:: Dataset content ::

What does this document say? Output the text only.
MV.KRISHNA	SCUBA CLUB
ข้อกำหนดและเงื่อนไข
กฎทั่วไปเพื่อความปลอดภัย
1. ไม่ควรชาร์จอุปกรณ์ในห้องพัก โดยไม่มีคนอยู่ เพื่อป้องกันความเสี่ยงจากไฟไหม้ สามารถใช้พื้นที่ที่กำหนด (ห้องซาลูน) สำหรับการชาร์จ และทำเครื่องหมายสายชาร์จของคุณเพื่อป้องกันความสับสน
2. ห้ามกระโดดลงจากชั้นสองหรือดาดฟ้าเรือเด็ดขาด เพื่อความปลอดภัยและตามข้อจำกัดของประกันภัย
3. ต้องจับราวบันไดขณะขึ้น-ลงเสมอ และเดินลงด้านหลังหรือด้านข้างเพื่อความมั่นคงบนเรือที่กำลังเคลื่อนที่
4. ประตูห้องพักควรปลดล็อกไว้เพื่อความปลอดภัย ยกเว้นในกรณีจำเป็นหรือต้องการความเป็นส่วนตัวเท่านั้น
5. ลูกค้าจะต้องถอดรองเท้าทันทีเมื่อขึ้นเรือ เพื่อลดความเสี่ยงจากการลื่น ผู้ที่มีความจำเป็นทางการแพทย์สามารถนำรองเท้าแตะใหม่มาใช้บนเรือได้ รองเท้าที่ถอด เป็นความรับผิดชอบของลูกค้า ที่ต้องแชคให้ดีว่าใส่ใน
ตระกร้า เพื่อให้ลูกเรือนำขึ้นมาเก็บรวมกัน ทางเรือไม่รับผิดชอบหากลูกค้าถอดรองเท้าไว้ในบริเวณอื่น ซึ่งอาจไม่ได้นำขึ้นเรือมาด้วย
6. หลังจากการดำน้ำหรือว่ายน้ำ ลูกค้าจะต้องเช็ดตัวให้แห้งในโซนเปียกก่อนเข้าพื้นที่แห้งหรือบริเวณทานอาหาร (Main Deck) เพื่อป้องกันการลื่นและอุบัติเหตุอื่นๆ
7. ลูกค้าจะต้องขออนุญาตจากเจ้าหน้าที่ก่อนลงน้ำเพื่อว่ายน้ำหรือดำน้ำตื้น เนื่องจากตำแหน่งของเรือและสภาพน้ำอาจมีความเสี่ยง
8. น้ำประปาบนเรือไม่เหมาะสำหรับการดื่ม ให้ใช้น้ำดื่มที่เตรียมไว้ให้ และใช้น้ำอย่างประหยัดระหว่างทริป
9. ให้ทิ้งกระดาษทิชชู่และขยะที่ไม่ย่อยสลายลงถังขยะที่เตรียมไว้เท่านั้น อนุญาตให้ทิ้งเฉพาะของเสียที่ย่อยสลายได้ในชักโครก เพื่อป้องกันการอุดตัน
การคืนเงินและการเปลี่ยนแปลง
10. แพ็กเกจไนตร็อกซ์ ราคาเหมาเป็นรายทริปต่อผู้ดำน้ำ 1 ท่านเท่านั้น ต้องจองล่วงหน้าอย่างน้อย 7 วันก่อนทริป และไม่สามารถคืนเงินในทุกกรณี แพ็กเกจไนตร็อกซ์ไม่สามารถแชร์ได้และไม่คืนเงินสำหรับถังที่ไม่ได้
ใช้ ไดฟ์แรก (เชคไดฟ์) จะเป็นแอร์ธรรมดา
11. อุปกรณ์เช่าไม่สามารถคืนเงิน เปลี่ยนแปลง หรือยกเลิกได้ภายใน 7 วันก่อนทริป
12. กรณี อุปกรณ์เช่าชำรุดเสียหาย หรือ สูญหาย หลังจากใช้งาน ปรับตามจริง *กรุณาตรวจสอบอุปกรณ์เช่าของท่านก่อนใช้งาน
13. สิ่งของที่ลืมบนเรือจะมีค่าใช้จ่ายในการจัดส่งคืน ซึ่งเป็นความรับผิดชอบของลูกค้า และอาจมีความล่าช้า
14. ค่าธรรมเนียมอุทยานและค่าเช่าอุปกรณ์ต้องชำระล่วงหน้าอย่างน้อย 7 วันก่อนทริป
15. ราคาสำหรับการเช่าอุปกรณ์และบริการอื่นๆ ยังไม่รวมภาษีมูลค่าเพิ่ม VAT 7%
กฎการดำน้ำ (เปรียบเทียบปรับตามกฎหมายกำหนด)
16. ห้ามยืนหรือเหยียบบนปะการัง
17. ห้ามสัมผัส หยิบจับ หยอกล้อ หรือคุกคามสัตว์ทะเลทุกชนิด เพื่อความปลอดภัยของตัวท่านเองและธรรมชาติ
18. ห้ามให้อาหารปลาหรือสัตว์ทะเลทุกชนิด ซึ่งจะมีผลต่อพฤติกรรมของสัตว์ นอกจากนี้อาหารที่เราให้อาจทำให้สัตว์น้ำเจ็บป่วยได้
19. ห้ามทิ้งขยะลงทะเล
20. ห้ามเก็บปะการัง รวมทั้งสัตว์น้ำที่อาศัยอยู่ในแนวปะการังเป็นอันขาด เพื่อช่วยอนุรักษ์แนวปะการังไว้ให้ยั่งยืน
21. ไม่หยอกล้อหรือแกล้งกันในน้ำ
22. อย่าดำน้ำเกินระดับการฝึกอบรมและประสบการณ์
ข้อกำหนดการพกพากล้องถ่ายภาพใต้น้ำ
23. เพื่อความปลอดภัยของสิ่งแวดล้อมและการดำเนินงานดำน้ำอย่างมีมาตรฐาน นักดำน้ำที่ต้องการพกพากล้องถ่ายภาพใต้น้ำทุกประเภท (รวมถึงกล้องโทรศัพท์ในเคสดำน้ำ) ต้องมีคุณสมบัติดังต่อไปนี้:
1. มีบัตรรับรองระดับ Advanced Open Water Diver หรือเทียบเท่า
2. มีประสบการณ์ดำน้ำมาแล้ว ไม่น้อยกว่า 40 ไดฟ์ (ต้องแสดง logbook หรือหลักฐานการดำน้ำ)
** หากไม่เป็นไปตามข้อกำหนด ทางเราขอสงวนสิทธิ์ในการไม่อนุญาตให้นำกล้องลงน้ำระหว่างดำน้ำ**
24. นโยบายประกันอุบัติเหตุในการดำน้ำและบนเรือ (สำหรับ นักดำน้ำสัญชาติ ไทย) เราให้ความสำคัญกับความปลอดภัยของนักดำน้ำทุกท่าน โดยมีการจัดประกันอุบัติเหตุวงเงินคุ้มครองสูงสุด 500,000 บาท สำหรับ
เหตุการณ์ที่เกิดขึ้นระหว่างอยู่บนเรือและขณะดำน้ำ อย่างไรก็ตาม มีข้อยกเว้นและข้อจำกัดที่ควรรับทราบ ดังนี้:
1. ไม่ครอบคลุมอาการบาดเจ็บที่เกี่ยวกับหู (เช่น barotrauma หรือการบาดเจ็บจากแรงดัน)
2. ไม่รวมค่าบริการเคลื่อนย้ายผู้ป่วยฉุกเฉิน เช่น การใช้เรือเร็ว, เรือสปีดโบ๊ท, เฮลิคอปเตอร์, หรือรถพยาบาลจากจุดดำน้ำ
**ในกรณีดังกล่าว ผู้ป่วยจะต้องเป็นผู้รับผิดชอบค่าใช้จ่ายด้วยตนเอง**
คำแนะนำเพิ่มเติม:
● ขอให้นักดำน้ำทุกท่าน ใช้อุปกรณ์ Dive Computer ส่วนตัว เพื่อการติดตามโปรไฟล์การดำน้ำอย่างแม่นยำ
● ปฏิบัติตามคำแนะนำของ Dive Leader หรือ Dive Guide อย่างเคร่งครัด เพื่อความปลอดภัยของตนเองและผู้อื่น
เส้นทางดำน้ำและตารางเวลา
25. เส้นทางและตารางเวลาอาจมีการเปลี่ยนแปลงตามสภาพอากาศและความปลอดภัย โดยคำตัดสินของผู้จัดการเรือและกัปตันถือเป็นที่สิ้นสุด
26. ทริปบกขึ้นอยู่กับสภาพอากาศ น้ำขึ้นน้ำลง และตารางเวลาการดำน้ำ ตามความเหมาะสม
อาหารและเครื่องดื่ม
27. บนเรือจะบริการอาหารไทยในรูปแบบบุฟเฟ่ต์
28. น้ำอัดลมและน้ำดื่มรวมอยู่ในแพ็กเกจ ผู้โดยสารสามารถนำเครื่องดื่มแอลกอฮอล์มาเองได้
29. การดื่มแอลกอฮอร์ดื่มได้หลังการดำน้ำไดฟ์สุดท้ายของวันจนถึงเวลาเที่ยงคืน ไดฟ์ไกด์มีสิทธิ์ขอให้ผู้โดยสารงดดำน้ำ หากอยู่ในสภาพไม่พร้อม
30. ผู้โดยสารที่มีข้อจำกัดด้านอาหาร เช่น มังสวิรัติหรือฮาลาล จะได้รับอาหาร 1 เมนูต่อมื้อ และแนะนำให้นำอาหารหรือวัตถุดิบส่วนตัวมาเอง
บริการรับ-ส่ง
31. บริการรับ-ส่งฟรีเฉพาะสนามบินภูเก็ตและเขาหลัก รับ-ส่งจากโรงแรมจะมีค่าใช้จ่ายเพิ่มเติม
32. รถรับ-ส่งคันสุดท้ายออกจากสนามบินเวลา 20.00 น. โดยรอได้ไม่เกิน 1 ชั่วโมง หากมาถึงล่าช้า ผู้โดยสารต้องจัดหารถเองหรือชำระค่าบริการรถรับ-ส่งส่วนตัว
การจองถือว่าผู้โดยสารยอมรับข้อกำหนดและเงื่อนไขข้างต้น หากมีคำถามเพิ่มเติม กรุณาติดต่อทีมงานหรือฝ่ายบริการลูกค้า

:::

### Set exercise:
Search the lines above for the string "ดชอบของล", then show every one that has it.

### Correct result:
5. ลูกค้าจะต้องถอดรองเท้าทันทีเมื่อขึ้นเรือ เพื่อลดความเสี่ยงจากการลื่น ผู้ที่มีความจำเป็นทางการแพทย์สามารถนำรองเท้าแตะใหม่มาใช้บนเรือได้ รองเท้าที่ถอด เป็นความรับผิดชอบของลูกค้า ที่ต้องแชคให้ดีว่าใส่ใน
13. สิ่งของที่ลืมบนเรือจะมีค่าใช้จ่ายในการจัดส่งคืน ซึ่งเป็นความรับผิดชอบของลูกค้า และอาจมีความล่าช้า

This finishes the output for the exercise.